* INSTRUCTION:
Print every line of the records below exactly as it appears, with nothing added or left out.

* DATA ROWS:

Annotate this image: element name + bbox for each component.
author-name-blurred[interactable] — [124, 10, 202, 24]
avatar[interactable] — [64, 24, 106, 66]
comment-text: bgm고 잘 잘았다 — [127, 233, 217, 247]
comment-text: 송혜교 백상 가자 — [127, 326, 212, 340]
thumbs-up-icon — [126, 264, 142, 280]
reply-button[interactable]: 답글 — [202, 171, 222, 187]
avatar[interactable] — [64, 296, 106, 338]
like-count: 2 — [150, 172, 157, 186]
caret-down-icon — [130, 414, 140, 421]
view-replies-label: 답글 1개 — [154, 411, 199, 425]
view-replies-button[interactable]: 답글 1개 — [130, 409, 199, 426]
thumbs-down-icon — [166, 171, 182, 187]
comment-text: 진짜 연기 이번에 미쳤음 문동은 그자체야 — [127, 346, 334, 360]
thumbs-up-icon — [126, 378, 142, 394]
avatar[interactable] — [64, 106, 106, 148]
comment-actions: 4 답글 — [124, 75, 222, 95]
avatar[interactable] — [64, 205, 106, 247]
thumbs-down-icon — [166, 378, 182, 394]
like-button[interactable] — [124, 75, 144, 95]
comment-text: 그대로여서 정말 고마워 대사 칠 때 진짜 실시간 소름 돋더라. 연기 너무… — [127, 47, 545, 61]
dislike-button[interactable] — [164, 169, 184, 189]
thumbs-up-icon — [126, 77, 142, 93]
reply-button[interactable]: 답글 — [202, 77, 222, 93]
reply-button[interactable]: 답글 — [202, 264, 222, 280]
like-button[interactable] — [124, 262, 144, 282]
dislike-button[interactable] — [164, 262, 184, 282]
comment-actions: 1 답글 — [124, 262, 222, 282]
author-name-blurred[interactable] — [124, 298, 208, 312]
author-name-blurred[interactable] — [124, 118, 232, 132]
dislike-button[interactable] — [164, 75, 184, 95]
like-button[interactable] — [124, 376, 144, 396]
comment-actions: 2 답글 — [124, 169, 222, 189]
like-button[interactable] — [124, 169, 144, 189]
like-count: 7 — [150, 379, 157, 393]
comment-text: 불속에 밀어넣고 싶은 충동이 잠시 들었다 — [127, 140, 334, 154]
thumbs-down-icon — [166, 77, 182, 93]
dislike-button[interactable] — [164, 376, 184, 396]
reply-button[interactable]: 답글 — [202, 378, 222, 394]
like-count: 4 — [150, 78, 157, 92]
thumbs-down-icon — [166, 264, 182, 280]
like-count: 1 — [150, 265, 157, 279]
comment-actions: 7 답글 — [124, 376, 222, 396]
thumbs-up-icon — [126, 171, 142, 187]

* RESPONSE TO THE EXERCISE:
Annotate this image: element name + bbox for each component.
author-name-blurred[interactable] — [124, 10, 202, 24]
avatar[interactable] — [64, 24, 106, 66]
comment-text: bgm고 잘 잘았다 — [127, 233, 217, 247]
comment-text: 송혜교 백상 가자 — [127, 326, 212, 340]
thumbs-up-icon — [126, 264, 142, 280]
reply-button[interactable]: 답글 — [202, 171, 222, 187]
avatar[interactable] — [64, 296, 106, 338]
like-count: 2 — [150, 172, 157, 186]
caret-down-icon — [130, 414, 140, 421]
view-replies-label: 답글 1개 — [154, 411, 199, 425]
view-replies-button[interactable]: 답글 1개 — [130, 409, 199, 426]
thumbs-down-icon — [166, 171, 182, 187]
comment-text: 진짜 연기 이번에 미쳤음 문동은 그자체야 — [127, 346, 334, 360]
thumbs-up-icon — [126, 378, 142, 394]
avatar[interactable] — [64, 106, 106, 148]
comment-actions: 4 답글 — [124, 75, 222, 95]
avatar[interactable] — [64, 205, 106, 247]
thumbs-down-icon — [166, 378, 182, 394]
like-button[interactable] — [124, 75, 144, 95]
comment-text: 그대로여서 정말 고마워 대사 칠 때 진짜 실시간 소름 돋더라. 연기 너무… — [127, 47, 545, 61]
dislike-button[interactable] — [164, 169, 184, 189]
thumbs-up-icon — [126, 77, 142, 93]
reply-button[interactable]: 답글 — [202, 77, 222, 93]
reply-button[interactable]: 답글 — [202, 264, 222, 280]
like-button[interactable] — [124, 262, 144, 282]
dislike-button[interactable] — [164, 262, 184, 282]
comment-actions: 1 답글 — [124, 262, 222, 282]
author-name-blurred[interactable] — [124, 298, 208, 312]
author-name-blurred[interactable] — [124, 118, 232, 132]
dislike-button[interactable] — [164, 75, 184, 95]
like-button[interactable] — [124, 376, 144, 396]
comment-actions: 2 답글 — [124, 169, 222, 189]
like-button[interactable] — [124, 169, 144, 189]
like-count: 7 — [150, 379, 157, 393]
comment-text: 불속에 밀어넣고 싶은 충동이 잠시 들었다 — [127, 140, 334, 154]
thumbs-down-icon — [166, 77, 182, 93]
dislike-button[interactable] — [164, 376, 184, 396]
reply-button[interactable]: 답글 — [202, 378, 222, 394]
like-count: 4 — [150, 78, 157, 92]
thumbs-down-icon — [166, 264, 182, 280]
like-count: 1 — [150, 265, 157, 279]
comment-actions: 7 답글 — [124, 376, 222, 396]
thumbs-up-icon — [126, 171, 142, 187]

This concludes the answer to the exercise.